Another Saturday morning, another Museum Trip to Our Nation’s Capital.
As you know by now, these trips are prime occasions for full-blown paranoia, especially when the affordability of tickets hinges upon singles on specific trains. As usual, I have planned with military precision: bag packed Friday night, directions carefully copied from the appropriate websites, cash in wallet, Journey Planner consulted. I have selected the 8.37 bus in the security of knowing that there are two later buses that can still get me to Stockport Station on time.
My paranoia is refuelled the moment I get to the end of my street because the 203 is just rounding the bend at the top of the hill to my right. Early, naturally.
Of course I set off running, though given the state of my knees it’s been a long time since that has resembled real running. I wave frantically to the driver that I want to catch his (actually, her) bus. This is the second time this week I’ve had to do this: the last time, the driver let me catch up to his taillights before pulling out.
This time, a young lad turns out of a side-street, sees me pounding towards him and runs back to the stop to tell the driver to wait. I have enough breath to thank him as I pass – always acknowledge a kind and decent act, especially from a stranger – and I make it.

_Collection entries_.
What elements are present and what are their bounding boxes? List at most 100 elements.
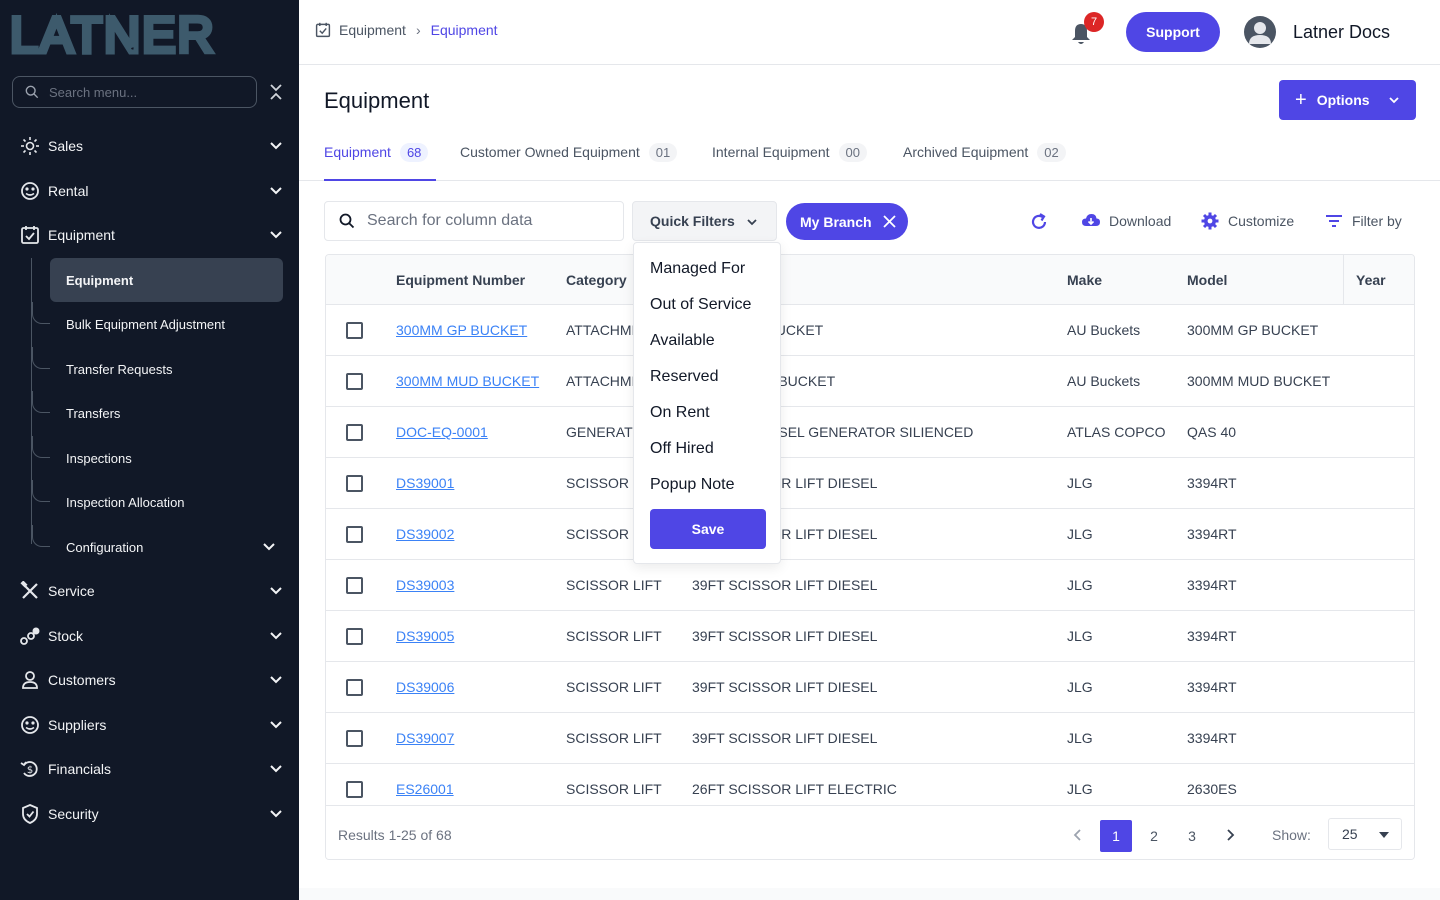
sidebar-item-stock[interactable]: Stock — [0, 616, 299, 656]
equipment-number-link[interactable]: DS39007 — [396, 730, 454, 746]
search-placeholder: Search for column data — [367, 212, 533, 229]
tab-archived-equipment[interactable]: Archived Equipment 02 — [903, 140, 1066, 164]
sidebar-item-financials[interactable]: $ Financials — [0, 749, 299, 789]
table-row[interactable]: DOC-EQ-0001 GENERATOR 3 PHASE DIESEL GEN… — [326, 407, 1414, 458]
sidebar-item-rental[interactable]: Rental — [0, 171, 299, 211]
sidebar-item-sales[interactable]: Sales — [0, 126, 299, 166]
table-row[interactable]: DS39003 SCISSOR LIFT 39FT SCISSOR LIFT D… — [326, 560, 1414, 611]
row-checkbox[interactable] — [346, 526, 363, 543]
quick-filter-off-hired[interactable]: Off Hired — [650, 440, 714, 458]
sidebar-subitem-inspections[interactable]: Inspections — [32, 436, 284, 480]
customize-button[interactable]: Customize — [1200, 211, 1294, 231]
download-button[interactable]: Download — [1081, 211, 1171, 231]
equipment-number-link[interactable]: ES26001 — [396, 781, 454, 797]
support-button[interactable]: Support — [1126, 12, 1220, 52]
sidebar-subitem-transfers[interactable]: Transfers — [32, 391, 284, 435]
tab-customer-owned-equipment[interactable]: Customer Owned Equipment 01 — [460, 140, 678, 164]
close-icon[interactable] — [883, 215, 896, 228]
equipment-number-link[interactable]: DS39002 — [396, 526, 454, 542]
row-checkbox[interactable] — [346, 373, 363, 390]
sidebar-item-suppliers[interactable]: Suppliers — [0, 705, 299, 745]
description-cell: 39FT SCISSOR LIFT DIESEL — [692, 679, 878, 695]
quick-filter-popup-note[interactable]: Popup Note — [650, 476, 735, 494]
row-checkbox[interactable] — [346, 781, 363, 798]
tab-internal-equipment[interactable]: Internal Equipment 00 — [712, 140, 867, 164]
table-row[interactable]: DS39006 SCISSOR LIFT 39FT SCISSOR LIFT D… — [326, 662, 1414, 713]
active-tab-indicator — [324, 179, 436, 181]
chevron-right-icon: › — [415, 22, 421, 38]
breadcrumb-link[interactable]: Equipment — [339, 22, 406, 38]
equipment-number-link[interactable]: DOC-EQ-0001 — [396, 424, 488, 440]
column-header-model[interactable]: Model — [1187, 272, 1227, 288]
column-search-input[interactable]: Search for column data — [324, 201, 624, 241]
notification-badge: 7 — [1084, 12, 1104, 32]
sidebar-item-customers[interactable]: Customers — [0, 660, 299, 700]
user-name[interactable]: Latner Docs — [1293, 22, 1390, 43]
table-row[interactable]: DS39005 SCISSOR LIFT 39FT SCISSOR LIFT D… — [326, 611, 1414, 662]
stock-icon — [19, 625, 41, 647]
refresh-icon[interactable] — [1029, 212, 1049, 232]
avatar[interactable] — [1244, 16, 1276, 48]
sidebar-subitem-bulk-adjustment[interactable]: Bulk Equipment Adjustment — [32, 302, 284, 346]
filter-by-button[interactable]: Filter by — [1324, 211, 1402, 231]
table-row[interactable]: DS39001 SCISSOR LIFT 39FT SCISSOR LIFT D… — [326, 458, 1414, 509]
row-checkbox[interactable] — [346, 730, 363, 747]
collapse-icon[interactable] — [268, 82, 284, 102]
tab-equipment[interactable]: Equipment 68 — [324, 140, 429, 164]
sidebar-item-equipment[interactable]: Equipment — [0, 215, 299, 255]
row-checkbox[interactable] — [346, 628, 363, 645]
quick-filter-out-of-service[interactable]: Out of Service — [650, 296, 751, 314]
page-size-select[interactable]: 25 — [1328, 818, 1402, 850]
equipment-number-link[interactable]: DS39006 — [396, 679, 454, 695]
row-checkbox[interactable] — [346, 475, 363, 492]
column-header-category[interactable]: Category — [566, 272, 627, 288]
page-button-3[interactable]: 3 — [1176, 820, 1208, 852]
equipment-number-link[interactable]: 300MM MUD BUCKET — [396, 373, 539, 389]
table-row[interactable]: DS39007 SCISSOR LIFT 39FT SCISSOR LIFT D… — [326, 713, 1414, 764]
my-branch-chip[interactable]: My Branch — [786, 203, 908, 240]
tab-count: 68 — [399, 142, 429, 162]
equipment-icon — [315, 22, 331, 38]
equipment-number-link[interactable]: DS39003 — [396, 577, 454, 593]
quick-filter-available[interactable]: Available — [650, 332, 715, 350]
subitem-label: Configuration — [66, 539, 144, 555]
sidebar-subitem-transfer-requests[interactable]: Transfer Requests — [32, 347, 284, 391]
column-header-make[interactable]: Make — [1067, 272, 1102, 288]
chevron-down-icon — [270, 810, 282, 818]
latner-logo[interactable]: LATNER — [10, 8, 280, 58]
save-button[interactable]: Save — [650, 509, 766, 549]
description-cell: 39FT SCISSOR LIFT DIESEL — [692, 577, 878, 593]
table-row[interactable]: 300MM GP BUCKET ATTACHMENT 300MM GP BUCK… — [326, 305, 1414, 356]
make-cell: JLG — [1067, 730, 1093, 746]
quick-filters-button[interactable]: Quick Filters — [632, 201, 777, 241]
quick-filter-managed-for[interactable]: Managed For — [650, 260, 745, 278]
column-header-equipment-number[interactable]: Equipment Number — [396, 272, 525, 288]
sidebar-item-label: Sales — [48, 138, 84, 154]
sidebar-item-service[interactable]: Service — [0, 571, 299, 611]
page-button-1[interactable]: 1 — [1100, 820, 1132, 852]
sidebar-subitem-configuration[interactable]: Configuration — [32, 525, 284, 569]
chevron-left-icon[interactable] — [1071, 828, 1085, 842]
row-checkbox[interactable] — [346, 322, 363, 339]
table-row[interactable]: DS39002 SCISSOR LIFT 39FT SCISSOR LIFT D… — [326, 509, 1414, 560]
sidebar-item-label: Security — [48, 806, 99, 822]
quick-filter-reserved[interactable]: Reserved — [650, 368, 718, 386]
row-checkbox[interactable] — [346, 577, 363, 594]
user-avatar-icon — [1249, 22, 1271, 44]
sidebar-subitem-inspection-allocation[interactable]: Inspection Allocation — [32, 480, 284, 524]
page-button-2[interactable]: 2 — [1138, 820, 1170, 852]
column-header-year[interactable]: Year — [1356, 272, 1386, 288]
subitem-label: Equipment — [66, 272, 134, 288]
row-checkbox[interactable] — [346, 424, 363, 441]
equipment-number-link[interactable]: 300MM GP BUCKET — [396, 322, 527, 338]
sidebar-subitem-equipment[interactable]: Equipment — [32, 258, 284, 302]
sidebar-item-security[interactable]: Security — [0, 794, 299, 834]
equipment-number-link[interactable]: DS39005 — [396, 628, 454, 644]
quick-filter-on-rent[interactable]: On Rent — [650, 404, 710, 422]
row-checkbox[interactable] — [346, 679, 363, 696]
options-button[interactable]: + Options — [1279, 80, 1416, 120]
sidebar-search-input[interactable]: Search menu... — [12, 76, 257, 108]
table-row[interactable]: 300MM MUD BUCKET ATTACHMENT 300MM MUD BU… — [326, 356, 1414, 407]
equipment-number-link[interactable]: DS39001 — [396, 475, 454, 491]
chevron-right-icon[interactable] — [1223, 828, 1237, 842]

_Task list_.
[1] Reproduce word for word the lines of the records starting at the line containing "sidebar-item-stock[interactable]: Stock —" and ending at the line containing "search-placeholder: Search for".
[2] Write the next part of the account of the morning bus trip, picking up after its final sentence.
These records bear no relation to the account of the morning bus trip.

_Exercise results_.
[1]
sidebar-item-stock[interactable]: Stock — [0, 616, 299, 656]
equipment-number-link[interactable]: DS39007 — [396, 730, 454, 746]
search-placeholder: Search for column data — [367, 212, 533, 229]

[2]
The irony is that, once oxygen returns to my brain and I can think again, only then do I remember that, the way the Journey Planner is set up, that 8.37 isn’t the bus but rather the time I should leave my flat to walk to the stop…
Still, better to be incredibly early than even remotely late, especially when I stop into the newsagents for the paper, plus a bit of travel food and drink. The queue is not only long but it includes people who want to complicate things: the woman who wants to use her card to pay for £2.39 of sweets, the other one who wants to split three items into two purchases, one with a receipt for 65p.
Even with this, and the roundabout way I have to approach the station due to the never-ending relaying/refurbishment of the Station Approach, I’m still on Platform 2 by 9.00am, with one London train to pass through before my train arrives. Only then does that little knot of tension in my stomach dissolve.
The journey is completely uneventful. I travel backwards, sunk into my headphones, mp3 player rolling. I complete the Futoshiki, fail at the Crossword and immerse myself in a large chunk of Jonathan Strange & Mr Norrell, which I bought last year and which, to date, I have only opened once. I’m on the New Wembley side and yes, the thing looks a damned sight nearer than the old Stadium was (and I’m sorry, it will never ever be iconic). We’re into Euston almost ten minutes early, and I’m so far back on the train that I step out onto the platform in direct sunlight.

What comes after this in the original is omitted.